→ **AIM**:
Return all lines with the word "Revenus" in them.

--- Begin GIVEN RECORDS ---

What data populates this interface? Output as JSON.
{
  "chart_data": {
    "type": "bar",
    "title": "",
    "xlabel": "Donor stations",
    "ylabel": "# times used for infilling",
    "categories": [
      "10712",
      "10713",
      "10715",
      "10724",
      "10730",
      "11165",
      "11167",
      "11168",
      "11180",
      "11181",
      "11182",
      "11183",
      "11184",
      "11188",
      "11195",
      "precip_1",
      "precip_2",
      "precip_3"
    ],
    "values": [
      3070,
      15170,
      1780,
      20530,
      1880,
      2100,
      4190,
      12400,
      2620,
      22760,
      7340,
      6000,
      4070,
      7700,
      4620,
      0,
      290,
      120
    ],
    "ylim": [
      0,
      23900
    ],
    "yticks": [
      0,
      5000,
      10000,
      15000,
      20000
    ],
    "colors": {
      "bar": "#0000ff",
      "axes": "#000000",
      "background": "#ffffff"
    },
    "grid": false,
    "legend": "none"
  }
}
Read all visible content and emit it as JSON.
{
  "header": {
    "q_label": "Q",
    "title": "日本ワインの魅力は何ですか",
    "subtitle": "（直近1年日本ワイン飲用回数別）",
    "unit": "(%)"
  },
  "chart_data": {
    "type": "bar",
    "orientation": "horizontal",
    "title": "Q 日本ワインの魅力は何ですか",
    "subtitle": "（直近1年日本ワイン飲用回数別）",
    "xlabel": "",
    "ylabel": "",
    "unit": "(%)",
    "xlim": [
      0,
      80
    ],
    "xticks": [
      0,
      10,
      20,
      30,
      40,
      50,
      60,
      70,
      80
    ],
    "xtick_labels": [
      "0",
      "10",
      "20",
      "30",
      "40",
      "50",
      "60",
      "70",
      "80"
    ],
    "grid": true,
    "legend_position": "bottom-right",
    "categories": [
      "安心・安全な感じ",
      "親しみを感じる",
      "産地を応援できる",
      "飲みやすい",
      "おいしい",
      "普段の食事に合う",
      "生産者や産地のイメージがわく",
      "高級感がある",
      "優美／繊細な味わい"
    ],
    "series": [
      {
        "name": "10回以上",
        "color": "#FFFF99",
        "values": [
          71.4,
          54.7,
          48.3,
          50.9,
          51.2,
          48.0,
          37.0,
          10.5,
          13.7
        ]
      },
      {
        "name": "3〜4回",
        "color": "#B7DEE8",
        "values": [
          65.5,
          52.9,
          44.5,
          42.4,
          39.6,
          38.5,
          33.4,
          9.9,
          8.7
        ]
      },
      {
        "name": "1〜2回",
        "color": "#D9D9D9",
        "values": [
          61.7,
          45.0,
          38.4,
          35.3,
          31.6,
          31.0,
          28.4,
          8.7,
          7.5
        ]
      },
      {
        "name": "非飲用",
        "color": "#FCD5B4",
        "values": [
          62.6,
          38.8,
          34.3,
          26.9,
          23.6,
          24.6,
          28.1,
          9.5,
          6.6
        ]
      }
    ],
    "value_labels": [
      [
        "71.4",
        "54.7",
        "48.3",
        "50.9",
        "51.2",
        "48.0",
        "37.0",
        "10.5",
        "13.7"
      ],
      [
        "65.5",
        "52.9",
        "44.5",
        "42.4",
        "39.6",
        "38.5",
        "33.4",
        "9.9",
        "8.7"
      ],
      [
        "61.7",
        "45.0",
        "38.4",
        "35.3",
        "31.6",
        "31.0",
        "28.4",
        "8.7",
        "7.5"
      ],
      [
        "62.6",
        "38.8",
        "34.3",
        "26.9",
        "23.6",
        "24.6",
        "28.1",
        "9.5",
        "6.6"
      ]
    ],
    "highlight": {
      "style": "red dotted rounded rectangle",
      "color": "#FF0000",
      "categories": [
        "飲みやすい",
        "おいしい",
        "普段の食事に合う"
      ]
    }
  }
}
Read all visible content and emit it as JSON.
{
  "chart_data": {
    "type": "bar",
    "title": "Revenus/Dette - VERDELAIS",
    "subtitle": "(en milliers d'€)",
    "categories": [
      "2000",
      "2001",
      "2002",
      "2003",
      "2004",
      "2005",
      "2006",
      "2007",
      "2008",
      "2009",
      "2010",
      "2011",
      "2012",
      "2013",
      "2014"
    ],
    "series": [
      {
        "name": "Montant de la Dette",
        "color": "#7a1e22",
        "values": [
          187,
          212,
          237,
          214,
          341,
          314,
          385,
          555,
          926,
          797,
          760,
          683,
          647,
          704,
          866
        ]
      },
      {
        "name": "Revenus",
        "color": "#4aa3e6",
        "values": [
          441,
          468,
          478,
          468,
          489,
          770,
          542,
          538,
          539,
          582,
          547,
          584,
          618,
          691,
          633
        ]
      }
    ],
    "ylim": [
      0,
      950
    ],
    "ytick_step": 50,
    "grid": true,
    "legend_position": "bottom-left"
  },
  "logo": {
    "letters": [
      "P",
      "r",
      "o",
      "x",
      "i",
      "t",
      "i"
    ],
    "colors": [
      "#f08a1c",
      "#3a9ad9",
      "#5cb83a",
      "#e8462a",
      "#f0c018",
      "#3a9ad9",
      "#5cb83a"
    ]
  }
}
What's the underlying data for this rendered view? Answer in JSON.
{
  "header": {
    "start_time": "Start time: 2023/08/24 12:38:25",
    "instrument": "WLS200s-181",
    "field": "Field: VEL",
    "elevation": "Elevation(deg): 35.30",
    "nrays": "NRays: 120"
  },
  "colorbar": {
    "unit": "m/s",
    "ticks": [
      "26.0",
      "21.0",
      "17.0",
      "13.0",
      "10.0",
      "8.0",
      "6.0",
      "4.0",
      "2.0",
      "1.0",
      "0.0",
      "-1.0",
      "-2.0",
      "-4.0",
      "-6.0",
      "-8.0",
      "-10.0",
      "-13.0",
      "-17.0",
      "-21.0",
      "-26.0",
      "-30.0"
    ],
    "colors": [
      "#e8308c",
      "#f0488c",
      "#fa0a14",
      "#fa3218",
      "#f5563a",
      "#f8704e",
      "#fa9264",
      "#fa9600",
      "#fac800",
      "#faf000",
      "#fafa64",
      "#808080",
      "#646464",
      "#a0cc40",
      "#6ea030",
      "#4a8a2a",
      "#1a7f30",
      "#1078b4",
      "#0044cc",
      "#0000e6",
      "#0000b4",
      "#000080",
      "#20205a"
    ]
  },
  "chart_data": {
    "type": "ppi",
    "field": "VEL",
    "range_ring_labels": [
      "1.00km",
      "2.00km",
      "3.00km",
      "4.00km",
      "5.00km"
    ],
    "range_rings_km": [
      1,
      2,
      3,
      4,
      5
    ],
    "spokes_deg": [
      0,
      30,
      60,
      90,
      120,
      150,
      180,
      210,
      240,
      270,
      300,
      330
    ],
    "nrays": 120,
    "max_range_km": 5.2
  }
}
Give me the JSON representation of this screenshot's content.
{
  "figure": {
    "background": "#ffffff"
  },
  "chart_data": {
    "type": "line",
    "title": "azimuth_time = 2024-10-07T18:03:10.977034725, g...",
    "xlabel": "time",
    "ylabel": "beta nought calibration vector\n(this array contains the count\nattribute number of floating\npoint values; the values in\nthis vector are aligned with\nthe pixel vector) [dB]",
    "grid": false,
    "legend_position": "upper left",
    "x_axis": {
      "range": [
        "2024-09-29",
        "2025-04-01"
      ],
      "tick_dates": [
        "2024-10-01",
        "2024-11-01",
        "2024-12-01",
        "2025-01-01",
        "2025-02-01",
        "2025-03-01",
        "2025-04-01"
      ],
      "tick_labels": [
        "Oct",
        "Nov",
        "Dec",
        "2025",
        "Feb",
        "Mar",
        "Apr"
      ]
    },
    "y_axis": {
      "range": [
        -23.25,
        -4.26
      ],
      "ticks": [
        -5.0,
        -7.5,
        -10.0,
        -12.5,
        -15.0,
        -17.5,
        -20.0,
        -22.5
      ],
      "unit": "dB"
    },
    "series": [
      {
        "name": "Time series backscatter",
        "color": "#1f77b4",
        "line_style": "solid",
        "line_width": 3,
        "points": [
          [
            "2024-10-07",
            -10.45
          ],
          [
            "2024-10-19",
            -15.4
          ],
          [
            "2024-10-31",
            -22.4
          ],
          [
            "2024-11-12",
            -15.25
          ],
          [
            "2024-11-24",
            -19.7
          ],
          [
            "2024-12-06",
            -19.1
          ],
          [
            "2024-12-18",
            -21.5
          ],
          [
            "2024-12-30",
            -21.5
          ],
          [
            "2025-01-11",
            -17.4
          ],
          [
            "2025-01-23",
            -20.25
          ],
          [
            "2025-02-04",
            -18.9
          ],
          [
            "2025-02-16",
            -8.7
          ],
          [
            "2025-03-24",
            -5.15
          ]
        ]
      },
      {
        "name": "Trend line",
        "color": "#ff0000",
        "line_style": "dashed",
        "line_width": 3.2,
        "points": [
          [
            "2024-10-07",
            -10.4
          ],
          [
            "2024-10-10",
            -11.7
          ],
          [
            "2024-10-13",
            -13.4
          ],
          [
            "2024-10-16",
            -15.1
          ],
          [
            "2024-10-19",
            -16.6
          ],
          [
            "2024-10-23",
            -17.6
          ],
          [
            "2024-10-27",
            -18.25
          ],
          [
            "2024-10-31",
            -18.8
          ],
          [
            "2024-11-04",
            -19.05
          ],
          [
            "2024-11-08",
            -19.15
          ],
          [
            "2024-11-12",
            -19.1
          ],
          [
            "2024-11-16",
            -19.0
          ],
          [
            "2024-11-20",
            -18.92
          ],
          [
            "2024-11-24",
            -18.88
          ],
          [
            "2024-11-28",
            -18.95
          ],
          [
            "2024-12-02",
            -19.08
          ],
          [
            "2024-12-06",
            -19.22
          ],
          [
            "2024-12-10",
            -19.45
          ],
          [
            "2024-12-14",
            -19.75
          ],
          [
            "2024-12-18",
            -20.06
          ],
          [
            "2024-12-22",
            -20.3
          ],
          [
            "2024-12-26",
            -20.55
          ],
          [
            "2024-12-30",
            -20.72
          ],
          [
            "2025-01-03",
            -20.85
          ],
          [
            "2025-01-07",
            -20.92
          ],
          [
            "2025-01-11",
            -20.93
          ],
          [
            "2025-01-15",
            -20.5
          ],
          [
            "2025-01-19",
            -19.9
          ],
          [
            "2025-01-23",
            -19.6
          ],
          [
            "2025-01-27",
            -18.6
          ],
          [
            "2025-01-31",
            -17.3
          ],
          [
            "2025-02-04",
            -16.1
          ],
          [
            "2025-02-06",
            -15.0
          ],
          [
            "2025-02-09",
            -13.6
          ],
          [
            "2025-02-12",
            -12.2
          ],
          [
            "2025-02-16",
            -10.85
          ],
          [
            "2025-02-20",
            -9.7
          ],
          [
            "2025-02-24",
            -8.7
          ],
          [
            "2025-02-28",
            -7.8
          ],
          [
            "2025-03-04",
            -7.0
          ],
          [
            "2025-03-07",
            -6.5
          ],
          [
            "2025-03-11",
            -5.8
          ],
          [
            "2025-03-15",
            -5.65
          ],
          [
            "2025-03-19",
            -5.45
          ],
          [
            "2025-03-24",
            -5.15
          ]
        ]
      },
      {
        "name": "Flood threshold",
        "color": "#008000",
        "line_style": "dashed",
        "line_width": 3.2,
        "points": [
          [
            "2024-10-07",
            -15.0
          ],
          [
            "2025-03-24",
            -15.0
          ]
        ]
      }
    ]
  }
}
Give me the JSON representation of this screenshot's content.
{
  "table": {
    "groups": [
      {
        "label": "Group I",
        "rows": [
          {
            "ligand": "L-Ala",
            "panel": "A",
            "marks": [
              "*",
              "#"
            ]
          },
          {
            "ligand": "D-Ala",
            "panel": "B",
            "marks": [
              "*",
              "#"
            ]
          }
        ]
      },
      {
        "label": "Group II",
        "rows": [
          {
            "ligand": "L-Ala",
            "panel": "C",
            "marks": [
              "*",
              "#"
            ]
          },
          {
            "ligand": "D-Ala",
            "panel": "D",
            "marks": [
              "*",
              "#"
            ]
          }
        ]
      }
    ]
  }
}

--- End GIVEN RECORDS ---

→ **FINISHED EXERCISE**:
    "title": "Revenus/Dette - VERDELAIS",
        "name": "Revenus",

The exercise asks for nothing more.